[Items from a figure collection]
* * *

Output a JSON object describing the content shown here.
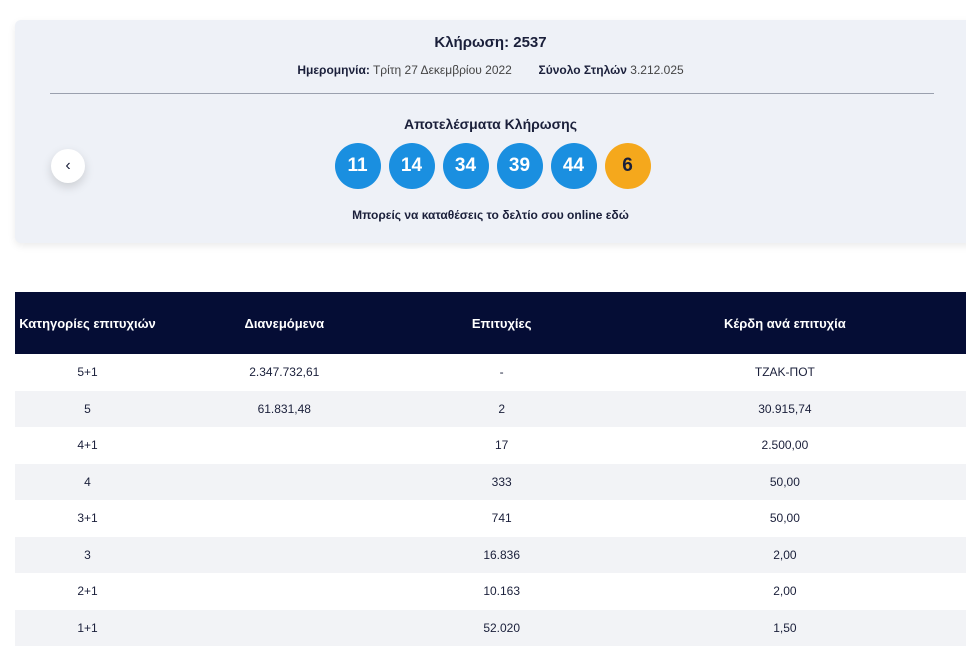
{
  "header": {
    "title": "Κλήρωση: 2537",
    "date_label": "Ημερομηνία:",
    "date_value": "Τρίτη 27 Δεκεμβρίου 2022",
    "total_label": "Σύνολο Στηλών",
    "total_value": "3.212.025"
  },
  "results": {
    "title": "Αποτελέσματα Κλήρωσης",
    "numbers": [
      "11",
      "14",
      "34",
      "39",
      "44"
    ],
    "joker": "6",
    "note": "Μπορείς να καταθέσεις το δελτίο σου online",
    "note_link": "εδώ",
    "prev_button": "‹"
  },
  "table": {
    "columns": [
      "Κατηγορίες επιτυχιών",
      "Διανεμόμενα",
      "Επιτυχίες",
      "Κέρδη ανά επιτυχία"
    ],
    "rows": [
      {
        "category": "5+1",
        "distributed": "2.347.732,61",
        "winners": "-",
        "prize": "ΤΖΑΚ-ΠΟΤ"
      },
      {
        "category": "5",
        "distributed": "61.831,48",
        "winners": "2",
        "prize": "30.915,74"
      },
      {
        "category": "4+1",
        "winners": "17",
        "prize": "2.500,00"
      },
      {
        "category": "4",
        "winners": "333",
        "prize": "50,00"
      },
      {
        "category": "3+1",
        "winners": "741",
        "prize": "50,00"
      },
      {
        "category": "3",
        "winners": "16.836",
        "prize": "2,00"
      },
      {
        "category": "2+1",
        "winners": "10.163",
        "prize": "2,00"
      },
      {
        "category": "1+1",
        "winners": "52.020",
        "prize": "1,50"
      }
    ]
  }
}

* * *

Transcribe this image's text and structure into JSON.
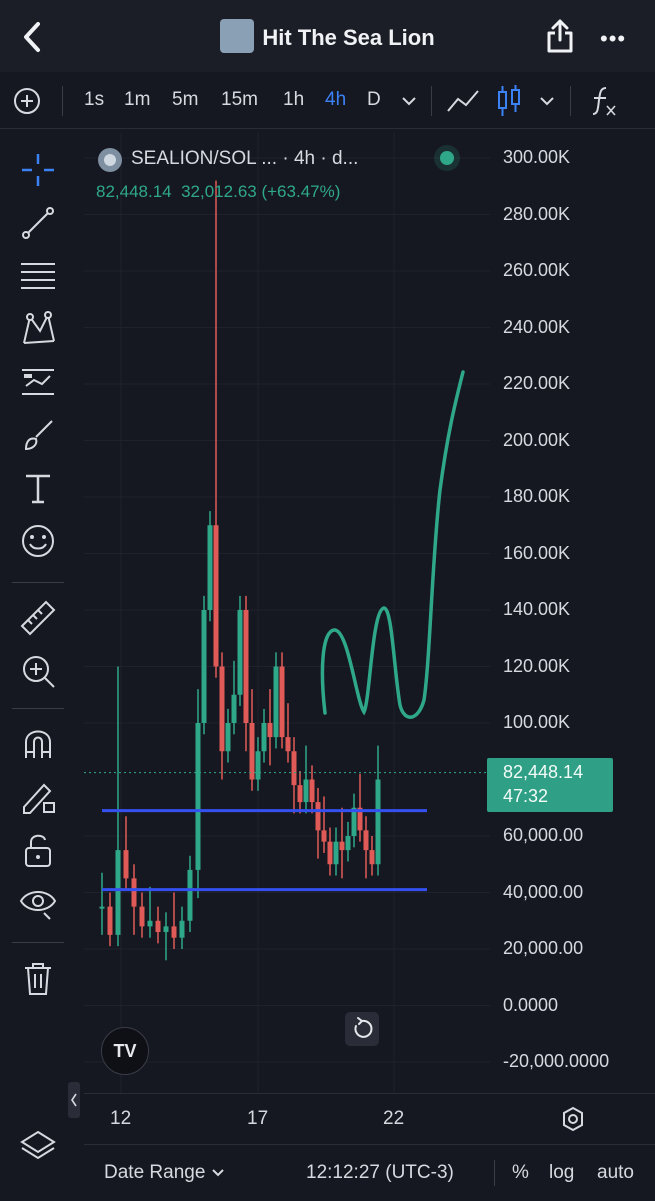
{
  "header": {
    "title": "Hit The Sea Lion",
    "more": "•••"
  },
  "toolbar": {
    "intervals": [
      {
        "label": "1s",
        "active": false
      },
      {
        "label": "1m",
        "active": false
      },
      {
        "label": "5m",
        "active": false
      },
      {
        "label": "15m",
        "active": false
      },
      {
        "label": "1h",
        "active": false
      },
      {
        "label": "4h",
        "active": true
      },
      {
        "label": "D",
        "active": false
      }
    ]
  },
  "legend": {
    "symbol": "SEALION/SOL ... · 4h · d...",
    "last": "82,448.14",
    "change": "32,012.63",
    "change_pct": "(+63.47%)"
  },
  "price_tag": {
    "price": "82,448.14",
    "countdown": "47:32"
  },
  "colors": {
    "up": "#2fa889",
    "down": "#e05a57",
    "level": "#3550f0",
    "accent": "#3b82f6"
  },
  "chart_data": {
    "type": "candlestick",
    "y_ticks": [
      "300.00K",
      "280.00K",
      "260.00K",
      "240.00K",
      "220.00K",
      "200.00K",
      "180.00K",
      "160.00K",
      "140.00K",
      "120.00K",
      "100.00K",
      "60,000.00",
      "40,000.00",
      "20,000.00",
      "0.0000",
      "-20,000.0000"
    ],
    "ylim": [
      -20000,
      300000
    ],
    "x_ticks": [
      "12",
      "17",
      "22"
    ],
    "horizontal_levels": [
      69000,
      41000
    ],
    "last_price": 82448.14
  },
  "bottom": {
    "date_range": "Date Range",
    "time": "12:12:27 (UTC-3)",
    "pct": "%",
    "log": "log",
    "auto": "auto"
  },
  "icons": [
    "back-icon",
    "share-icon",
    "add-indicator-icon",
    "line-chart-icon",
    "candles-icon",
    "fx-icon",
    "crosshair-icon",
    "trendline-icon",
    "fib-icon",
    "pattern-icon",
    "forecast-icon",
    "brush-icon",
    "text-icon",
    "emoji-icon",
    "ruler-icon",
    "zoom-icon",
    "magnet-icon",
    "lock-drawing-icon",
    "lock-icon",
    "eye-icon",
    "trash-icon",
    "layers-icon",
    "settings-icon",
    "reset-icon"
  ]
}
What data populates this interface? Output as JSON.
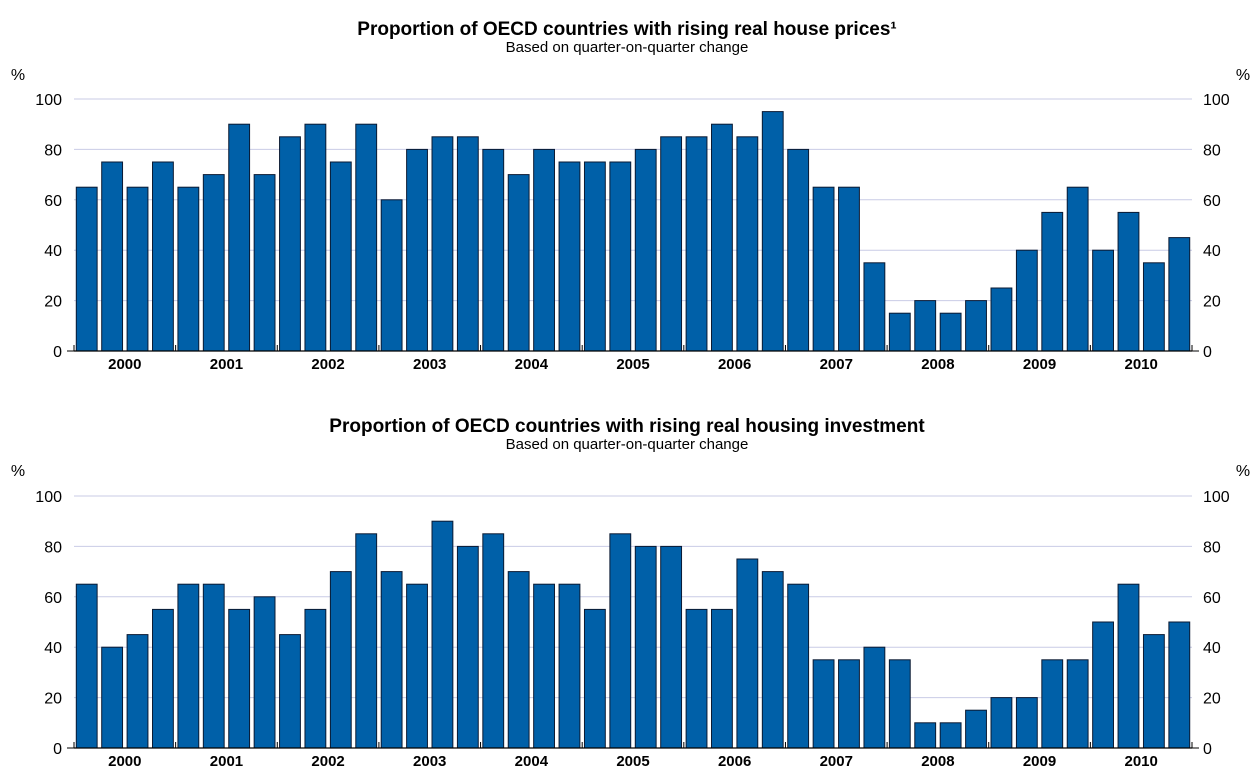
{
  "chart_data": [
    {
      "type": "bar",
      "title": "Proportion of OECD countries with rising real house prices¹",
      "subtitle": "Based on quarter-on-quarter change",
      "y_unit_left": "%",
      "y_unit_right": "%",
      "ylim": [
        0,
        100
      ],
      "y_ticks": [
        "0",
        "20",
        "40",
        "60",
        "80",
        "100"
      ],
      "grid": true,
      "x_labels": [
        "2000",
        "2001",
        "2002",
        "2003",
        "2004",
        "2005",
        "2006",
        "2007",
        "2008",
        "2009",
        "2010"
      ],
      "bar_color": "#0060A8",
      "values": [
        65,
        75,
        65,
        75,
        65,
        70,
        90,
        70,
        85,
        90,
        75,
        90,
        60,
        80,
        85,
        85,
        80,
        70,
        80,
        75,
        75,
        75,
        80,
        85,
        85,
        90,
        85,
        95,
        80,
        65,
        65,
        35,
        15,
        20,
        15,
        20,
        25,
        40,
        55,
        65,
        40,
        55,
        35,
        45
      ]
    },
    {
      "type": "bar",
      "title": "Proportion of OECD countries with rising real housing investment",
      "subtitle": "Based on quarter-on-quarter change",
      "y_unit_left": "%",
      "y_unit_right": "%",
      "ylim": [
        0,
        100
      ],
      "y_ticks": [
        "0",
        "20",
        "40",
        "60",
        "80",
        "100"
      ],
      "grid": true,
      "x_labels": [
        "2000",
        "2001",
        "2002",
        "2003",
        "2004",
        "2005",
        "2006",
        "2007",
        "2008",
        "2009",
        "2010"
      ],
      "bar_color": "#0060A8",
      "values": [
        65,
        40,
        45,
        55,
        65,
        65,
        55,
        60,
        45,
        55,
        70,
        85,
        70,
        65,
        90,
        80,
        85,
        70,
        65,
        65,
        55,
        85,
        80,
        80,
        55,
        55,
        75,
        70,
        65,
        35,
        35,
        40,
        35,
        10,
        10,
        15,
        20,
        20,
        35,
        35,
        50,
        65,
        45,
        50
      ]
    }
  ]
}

* * *

**Required task**
Find each line holding the string "winners" and copy it out.

**Task solution**
        "winners": "-",
        "winners": "2",
        "winners": "17",
        "winners": "333",
        "winners": "741",
        "winners": "16.836",
        "winners": "10.163",
        "winners": "52.020",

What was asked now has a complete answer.